(Stored records)

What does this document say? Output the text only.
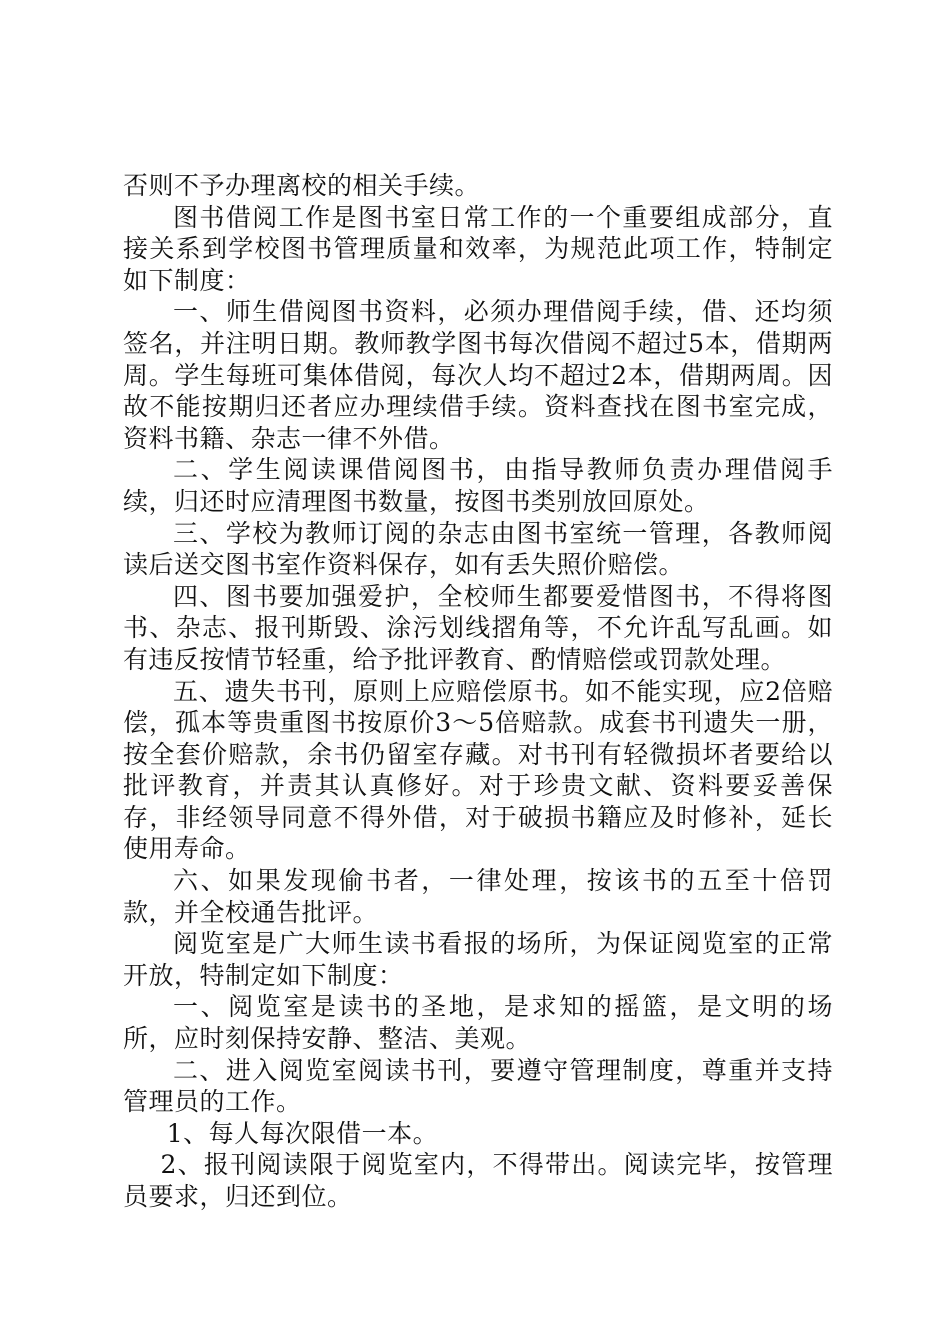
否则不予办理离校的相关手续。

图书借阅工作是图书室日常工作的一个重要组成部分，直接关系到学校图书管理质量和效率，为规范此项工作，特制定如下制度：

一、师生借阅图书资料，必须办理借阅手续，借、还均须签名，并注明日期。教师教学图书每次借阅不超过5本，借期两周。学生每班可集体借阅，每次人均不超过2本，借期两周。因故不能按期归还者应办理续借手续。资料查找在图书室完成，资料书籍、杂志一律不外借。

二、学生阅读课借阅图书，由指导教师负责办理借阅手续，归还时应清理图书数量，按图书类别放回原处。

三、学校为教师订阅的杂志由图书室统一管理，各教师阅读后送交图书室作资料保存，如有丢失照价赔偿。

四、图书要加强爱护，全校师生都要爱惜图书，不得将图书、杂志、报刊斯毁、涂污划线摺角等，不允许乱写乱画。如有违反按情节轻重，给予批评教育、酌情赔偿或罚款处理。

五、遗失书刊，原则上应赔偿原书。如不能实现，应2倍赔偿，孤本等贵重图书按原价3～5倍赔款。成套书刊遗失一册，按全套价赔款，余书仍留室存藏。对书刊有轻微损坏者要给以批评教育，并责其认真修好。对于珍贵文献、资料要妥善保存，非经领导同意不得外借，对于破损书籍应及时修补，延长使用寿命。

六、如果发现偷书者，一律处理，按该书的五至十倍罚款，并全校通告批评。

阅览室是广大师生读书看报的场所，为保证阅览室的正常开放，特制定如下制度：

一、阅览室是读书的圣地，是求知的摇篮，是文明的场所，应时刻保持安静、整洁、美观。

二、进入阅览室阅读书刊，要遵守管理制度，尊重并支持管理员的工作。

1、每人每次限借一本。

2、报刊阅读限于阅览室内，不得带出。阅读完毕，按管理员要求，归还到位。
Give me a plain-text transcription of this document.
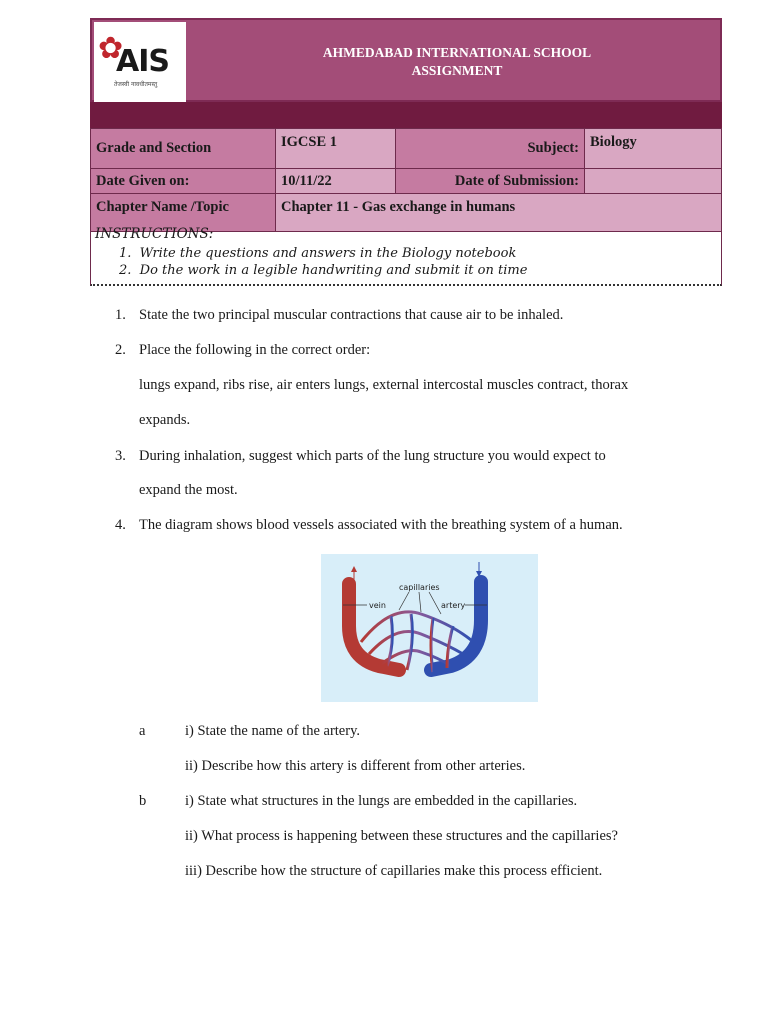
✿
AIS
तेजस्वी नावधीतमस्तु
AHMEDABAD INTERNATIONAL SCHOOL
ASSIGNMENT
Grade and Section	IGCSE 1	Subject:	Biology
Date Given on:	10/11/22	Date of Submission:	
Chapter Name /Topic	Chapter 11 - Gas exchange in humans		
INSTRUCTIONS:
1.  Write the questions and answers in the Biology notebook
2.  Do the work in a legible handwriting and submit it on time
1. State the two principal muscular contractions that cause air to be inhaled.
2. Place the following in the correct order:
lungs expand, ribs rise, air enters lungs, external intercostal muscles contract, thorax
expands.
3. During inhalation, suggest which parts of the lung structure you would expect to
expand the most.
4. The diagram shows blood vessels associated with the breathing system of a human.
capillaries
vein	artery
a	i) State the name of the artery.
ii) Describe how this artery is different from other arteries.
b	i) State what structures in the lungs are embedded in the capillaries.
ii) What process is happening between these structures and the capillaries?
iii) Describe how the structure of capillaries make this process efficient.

* **Instruction**
What is the number of lines in the data above that include the word "lungs"? Answer with that number only.

* **Task output**
2